Go over the listing below line by line and tally those containing "What". Give only the tally.

(SUPPLIED ENTRIES):
- - - -

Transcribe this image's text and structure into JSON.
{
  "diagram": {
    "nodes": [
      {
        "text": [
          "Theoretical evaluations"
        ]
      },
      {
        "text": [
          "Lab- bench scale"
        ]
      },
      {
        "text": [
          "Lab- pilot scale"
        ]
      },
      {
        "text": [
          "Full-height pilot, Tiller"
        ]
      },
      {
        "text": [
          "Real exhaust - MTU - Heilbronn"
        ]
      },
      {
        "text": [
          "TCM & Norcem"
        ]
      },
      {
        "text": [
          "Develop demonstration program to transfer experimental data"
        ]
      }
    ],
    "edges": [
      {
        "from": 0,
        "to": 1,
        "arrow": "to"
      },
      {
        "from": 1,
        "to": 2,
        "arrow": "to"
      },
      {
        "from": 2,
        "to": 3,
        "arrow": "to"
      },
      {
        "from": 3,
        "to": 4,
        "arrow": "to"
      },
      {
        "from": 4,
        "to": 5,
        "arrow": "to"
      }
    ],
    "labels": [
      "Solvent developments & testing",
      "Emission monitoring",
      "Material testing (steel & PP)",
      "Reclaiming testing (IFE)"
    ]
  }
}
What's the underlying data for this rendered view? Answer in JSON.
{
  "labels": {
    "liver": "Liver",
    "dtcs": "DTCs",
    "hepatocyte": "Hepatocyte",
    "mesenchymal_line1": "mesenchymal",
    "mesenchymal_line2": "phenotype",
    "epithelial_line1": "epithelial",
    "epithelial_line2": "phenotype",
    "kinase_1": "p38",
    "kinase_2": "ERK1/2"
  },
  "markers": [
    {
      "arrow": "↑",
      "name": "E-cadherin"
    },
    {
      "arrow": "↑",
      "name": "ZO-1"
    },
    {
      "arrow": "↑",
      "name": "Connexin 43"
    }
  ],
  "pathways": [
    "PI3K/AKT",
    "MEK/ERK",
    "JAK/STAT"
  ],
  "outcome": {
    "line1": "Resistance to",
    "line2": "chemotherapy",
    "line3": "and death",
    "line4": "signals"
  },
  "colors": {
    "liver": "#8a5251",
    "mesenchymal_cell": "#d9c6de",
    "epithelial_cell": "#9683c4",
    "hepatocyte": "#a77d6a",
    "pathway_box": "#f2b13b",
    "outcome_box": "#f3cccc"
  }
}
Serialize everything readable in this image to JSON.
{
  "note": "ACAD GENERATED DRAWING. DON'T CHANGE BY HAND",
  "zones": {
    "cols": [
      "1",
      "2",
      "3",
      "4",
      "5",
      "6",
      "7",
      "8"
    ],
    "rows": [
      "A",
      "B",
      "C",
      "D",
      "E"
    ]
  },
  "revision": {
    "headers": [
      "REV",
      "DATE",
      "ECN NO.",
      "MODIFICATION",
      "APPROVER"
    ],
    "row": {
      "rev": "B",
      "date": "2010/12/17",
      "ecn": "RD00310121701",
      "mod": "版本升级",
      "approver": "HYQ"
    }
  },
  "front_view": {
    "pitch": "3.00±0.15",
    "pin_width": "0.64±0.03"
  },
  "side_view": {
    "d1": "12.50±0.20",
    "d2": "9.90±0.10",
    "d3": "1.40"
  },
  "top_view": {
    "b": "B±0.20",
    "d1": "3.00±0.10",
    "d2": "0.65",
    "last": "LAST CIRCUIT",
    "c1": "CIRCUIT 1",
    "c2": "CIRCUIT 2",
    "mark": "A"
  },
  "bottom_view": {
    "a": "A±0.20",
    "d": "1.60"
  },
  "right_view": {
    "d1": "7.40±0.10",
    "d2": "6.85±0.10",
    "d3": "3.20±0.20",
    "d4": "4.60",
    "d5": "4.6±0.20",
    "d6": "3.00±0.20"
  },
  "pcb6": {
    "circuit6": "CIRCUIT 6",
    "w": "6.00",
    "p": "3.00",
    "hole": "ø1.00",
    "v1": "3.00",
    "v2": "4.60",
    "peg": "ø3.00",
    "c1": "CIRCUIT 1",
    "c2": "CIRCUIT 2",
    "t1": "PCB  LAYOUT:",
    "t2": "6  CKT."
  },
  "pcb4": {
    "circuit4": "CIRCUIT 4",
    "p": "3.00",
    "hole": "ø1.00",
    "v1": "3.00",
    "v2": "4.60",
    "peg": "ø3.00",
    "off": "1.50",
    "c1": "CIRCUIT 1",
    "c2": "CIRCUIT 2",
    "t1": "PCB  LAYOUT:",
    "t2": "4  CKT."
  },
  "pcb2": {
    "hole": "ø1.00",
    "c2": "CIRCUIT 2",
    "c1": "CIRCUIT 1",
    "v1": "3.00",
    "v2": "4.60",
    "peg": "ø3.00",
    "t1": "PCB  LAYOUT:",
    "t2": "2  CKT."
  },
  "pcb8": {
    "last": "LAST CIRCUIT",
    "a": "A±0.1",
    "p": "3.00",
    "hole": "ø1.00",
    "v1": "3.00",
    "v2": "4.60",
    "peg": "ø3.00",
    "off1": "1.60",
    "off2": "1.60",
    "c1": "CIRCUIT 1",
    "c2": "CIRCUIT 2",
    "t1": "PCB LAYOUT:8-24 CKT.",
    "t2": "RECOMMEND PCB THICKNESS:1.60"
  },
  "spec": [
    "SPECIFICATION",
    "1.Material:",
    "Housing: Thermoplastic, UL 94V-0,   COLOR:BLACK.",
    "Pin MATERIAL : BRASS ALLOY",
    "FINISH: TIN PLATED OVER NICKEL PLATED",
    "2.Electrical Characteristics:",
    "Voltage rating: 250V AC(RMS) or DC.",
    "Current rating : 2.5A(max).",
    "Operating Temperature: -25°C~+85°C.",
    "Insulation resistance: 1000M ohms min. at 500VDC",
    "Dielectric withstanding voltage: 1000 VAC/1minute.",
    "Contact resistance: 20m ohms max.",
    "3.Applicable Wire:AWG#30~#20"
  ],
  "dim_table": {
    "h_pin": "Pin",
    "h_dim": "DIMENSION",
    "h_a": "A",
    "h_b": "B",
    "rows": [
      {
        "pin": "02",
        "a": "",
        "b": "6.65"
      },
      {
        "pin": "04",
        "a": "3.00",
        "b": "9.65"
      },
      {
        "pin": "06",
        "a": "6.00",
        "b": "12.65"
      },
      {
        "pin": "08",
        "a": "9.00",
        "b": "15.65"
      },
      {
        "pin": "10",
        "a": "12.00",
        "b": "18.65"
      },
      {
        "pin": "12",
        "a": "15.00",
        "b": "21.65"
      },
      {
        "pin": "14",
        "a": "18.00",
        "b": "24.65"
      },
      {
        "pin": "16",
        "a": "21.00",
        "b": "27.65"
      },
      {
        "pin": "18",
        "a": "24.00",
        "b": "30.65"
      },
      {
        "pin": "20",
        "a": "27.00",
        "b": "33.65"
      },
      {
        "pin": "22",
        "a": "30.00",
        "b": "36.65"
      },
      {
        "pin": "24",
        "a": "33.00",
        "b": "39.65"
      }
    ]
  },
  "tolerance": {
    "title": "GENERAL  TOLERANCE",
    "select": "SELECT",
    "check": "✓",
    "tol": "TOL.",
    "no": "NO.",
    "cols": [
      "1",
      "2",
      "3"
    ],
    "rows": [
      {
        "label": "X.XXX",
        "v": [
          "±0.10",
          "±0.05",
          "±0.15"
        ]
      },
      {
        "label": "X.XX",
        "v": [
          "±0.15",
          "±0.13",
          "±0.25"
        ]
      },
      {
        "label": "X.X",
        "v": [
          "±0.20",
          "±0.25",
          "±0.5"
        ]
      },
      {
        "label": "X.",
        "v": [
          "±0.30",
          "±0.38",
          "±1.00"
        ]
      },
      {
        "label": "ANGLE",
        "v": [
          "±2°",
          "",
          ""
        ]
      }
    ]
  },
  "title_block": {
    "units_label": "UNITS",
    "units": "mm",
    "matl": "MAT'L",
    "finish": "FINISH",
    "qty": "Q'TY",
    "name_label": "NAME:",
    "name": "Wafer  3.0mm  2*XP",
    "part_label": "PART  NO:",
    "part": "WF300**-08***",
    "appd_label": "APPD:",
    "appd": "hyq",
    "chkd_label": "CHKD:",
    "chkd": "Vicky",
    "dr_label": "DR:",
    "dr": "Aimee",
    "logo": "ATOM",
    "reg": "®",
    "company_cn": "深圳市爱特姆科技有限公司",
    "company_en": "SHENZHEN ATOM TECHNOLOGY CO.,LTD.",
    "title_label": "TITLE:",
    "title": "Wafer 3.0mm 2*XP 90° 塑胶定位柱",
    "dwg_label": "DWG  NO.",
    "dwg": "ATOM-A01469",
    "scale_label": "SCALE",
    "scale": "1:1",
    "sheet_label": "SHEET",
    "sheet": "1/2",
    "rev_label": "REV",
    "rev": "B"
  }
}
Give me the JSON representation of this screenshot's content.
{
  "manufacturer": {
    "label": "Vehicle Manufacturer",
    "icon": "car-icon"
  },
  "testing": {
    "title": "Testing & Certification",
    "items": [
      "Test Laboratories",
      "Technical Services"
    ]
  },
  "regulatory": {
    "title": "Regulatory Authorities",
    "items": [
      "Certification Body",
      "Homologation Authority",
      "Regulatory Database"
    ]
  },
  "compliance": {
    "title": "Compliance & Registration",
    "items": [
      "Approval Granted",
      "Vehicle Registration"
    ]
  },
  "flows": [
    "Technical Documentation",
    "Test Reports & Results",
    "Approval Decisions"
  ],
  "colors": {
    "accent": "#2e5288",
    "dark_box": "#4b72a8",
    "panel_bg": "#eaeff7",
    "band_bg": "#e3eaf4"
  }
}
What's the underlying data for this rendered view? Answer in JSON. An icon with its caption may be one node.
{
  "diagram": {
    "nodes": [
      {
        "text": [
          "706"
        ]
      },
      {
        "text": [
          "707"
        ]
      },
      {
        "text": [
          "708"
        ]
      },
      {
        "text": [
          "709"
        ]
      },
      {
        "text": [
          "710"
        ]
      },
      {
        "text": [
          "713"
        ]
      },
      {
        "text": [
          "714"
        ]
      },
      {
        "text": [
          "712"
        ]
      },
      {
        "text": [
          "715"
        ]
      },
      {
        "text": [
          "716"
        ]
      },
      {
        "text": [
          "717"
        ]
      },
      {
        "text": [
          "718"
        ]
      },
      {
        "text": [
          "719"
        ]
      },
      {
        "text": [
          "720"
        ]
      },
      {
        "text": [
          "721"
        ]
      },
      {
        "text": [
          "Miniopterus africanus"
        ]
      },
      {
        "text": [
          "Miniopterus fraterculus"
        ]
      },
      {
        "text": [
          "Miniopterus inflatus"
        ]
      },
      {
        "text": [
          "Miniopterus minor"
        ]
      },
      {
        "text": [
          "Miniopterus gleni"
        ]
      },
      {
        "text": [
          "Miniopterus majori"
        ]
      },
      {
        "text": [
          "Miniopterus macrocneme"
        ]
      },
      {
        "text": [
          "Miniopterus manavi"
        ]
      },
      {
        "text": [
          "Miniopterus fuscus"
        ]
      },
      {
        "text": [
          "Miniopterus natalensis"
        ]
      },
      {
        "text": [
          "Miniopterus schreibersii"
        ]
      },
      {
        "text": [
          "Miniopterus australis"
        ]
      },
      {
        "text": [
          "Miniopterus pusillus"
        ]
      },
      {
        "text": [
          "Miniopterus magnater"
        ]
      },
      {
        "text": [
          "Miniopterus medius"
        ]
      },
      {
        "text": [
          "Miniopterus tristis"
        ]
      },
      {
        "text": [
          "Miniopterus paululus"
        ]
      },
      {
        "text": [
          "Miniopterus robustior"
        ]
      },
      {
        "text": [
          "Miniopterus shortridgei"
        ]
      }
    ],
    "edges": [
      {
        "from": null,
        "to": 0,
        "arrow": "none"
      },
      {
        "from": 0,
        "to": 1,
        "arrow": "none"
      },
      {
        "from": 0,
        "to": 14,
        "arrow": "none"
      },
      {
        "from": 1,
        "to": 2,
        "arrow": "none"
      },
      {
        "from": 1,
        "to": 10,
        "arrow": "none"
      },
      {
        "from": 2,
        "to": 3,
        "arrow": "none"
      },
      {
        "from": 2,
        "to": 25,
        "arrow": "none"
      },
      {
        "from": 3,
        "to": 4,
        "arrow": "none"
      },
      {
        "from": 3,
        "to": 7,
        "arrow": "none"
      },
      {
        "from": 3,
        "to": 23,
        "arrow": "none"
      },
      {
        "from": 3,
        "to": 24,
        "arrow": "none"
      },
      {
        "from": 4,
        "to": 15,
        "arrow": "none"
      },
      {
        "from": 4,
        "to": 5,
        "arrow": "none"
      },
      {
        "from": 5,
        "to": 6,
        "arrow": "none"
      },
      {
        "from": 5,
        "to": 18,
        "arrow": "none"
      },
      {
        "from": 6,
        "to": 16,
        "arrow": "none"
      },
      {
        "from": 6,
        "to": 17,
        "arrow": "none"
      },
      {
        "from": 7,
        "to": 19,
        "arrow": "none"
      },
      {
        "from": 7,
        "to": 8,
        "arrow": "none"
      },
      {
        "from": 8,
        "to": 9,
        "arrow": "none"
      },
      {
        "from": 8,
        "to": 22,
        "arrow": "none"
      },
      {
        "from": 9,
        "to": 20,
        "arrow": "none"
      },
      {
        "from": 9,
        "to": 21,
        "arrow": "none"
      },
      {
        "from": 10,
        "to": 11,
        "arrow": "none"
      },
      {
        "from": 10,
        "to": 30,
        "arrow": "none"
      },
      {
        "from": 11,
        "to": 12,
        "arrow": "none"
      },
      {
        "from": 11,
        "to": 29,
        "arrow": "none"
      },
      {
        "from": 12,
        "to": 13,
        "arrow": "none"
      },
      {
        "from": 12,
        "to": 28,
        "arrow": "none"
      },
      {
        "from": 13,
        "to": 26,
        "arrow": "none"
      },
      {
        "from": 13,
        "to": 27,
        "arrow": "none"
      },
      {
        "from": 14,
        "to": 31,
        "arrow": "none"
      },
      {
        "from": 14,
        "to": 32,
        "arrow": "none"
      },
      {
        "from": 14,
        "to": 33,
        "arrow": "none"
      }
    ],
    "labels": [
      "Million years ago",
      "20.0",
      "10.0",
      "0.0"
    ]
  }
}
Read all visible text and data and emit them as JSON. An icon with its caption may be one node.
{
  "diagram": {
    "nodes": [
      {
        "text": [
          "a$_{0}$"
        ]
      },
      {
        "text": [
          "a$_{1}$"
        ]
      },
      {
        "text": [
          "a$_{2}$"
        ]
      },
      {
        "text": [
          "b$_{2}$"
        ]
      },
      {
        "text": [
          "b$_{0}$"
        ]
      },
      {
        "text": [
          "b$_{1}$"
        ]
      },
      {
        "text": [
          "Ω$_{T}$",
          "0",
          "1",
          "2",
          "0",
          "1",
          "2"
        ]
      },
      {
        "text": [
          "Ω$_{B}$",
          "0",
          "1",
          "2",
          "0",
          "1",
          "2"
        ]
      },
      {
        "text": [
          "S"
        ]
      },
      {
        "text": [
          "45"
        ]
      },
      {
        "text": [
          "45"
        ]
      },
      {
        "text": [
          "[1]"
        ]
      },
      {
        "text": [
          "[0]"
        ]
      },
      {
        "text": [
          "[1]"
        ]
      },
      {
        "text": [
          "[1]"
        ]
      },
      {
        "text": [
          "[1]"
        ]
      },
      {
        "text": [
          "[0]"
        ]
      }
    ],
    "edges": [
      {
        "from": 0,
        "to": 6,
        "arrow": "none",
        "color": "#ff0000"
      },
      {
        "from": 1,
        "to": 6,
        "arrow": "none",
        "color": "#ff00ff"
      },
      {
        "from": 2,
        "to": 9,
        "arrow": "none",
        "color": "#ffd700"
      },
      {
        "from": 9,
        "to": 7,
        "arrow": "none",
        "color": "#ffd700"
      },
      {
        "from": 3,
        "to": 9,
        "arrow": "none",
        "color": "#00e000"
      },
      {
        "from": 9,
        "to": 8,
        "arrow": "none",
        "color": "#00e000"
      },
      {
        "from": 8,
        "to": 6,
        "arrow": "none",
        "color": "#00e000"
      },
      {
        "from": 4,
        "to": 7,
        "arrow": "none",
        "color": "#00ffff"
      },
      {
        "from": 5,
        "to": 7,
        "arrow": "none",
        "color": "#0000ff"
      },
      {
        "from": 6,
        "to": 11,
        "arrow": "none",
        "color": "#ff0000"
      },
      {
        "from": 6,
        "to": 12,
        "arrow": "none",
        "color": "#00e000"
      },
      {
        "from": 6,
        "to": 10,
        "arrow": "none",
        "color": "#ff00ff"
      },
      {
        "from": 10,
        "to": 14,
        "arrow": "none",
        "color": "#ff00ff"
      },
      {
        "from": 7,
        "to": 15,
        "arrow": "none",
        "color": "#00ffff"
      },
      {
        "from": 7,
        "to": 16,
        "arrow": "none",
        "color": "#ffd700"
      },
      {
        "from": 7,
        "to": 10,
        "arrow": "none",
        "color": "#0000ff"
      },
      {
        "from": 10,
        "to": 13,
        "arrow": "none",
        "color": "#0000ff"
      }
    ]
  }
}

- - - -

(ANSWER TO THIS EXERCISE): 2